From the entries below, report how many lines contain the string "facciali". Give only that number.

* Begin *

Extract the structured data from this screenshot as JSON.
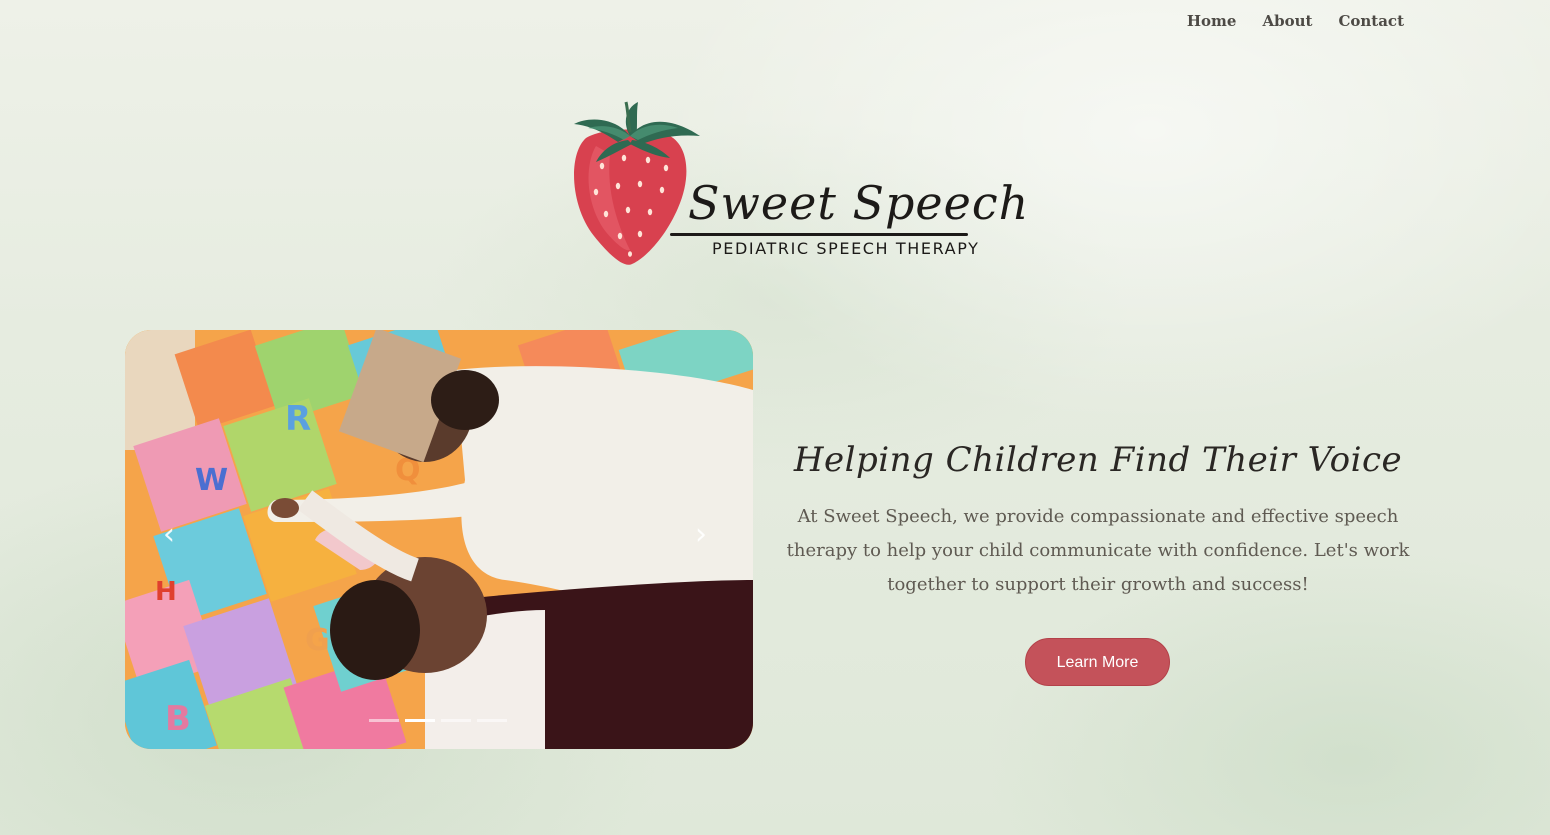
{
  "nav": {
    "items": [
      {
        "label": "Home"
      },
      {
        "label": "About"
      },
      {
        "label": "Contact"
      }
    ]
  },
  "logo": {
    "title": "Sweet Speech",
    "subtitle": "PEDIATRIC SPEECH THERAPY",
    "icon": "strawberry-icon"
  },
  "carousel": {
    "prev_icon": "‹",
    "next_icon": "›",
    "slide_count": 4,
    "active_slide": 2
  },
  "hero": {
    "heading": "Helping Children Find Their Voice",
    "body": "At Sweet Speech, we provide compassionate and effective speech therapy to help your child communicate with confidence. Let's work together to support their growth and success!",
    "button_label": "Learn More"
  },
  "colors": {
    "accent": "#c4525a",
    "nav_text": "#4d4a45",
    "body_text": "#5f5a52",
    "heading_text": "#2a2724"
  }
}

* End *
* Begin *

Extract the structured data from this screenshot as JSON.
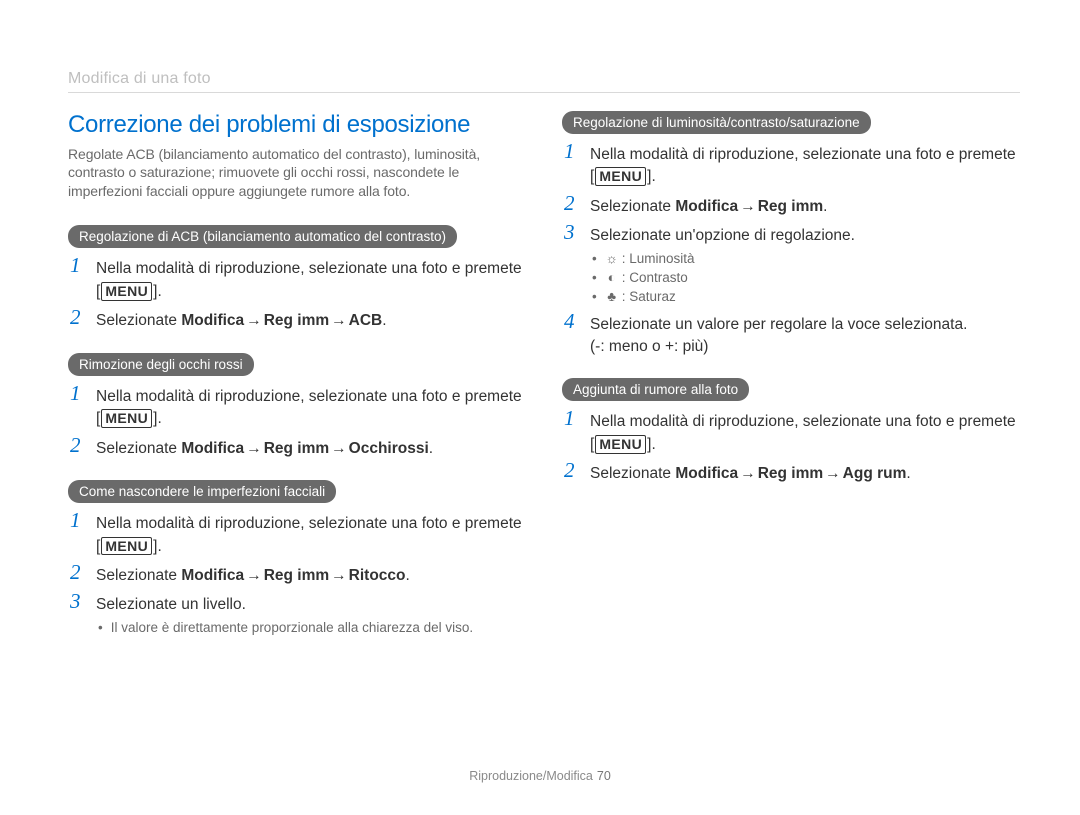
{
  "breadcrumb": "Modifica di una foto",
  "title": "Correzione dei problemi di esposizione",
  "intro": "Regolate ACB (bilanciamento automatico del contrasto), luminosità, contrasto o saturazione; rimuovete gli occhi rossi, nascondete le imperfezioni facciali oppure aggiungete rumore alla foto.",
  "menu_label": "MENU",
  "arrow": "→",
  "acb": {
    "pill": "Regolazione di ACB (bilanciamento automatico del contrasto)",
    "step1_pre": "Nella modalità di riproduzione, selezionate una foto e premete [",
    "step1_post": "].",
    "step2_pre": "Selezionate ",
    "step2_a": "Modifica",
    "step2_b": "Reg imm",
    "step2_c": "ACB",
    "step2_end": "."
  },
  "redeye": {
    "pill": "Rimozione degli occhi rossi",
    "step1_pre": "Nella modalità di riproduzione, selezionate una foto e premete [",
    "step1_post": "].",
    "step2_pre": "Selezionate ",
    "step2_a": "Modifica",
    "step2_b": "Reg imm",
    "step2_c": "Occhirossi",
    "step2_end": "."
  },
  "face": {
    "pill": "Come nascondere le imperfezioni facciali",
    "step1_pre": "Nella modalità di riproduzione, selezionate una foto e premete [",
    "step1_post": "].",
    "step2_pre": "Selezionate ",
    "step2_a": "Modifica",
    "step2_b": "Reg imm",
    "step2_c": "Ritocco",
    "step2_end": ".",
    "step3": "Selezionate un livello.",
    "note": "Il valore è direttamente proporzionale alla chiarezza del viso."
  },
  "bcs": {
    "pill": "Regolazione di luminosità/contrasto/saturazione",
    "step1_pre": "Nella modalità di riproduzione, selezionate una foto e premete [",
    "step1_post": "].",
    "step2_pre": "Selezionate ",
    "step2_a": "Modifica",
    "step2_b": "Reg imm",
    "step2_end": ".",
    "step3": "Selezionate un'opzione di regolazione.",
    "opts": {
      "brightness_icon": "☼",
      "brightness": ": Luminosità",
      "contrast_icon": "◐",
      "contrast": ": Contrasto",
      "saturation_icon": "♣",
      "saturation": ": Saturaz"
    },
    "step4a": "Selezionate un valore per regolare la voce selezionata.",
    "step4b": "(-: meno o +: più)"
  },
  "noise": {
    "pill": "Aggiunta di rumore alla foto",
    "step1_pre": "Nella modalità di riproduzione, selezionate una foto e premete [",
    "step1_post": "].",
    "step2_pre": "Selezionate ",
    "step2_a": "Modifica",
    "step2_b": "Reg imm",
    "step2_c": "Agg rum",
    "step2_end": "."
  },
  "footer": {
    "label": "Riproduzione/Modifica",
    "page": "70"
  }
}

* End *

* The completed task *
2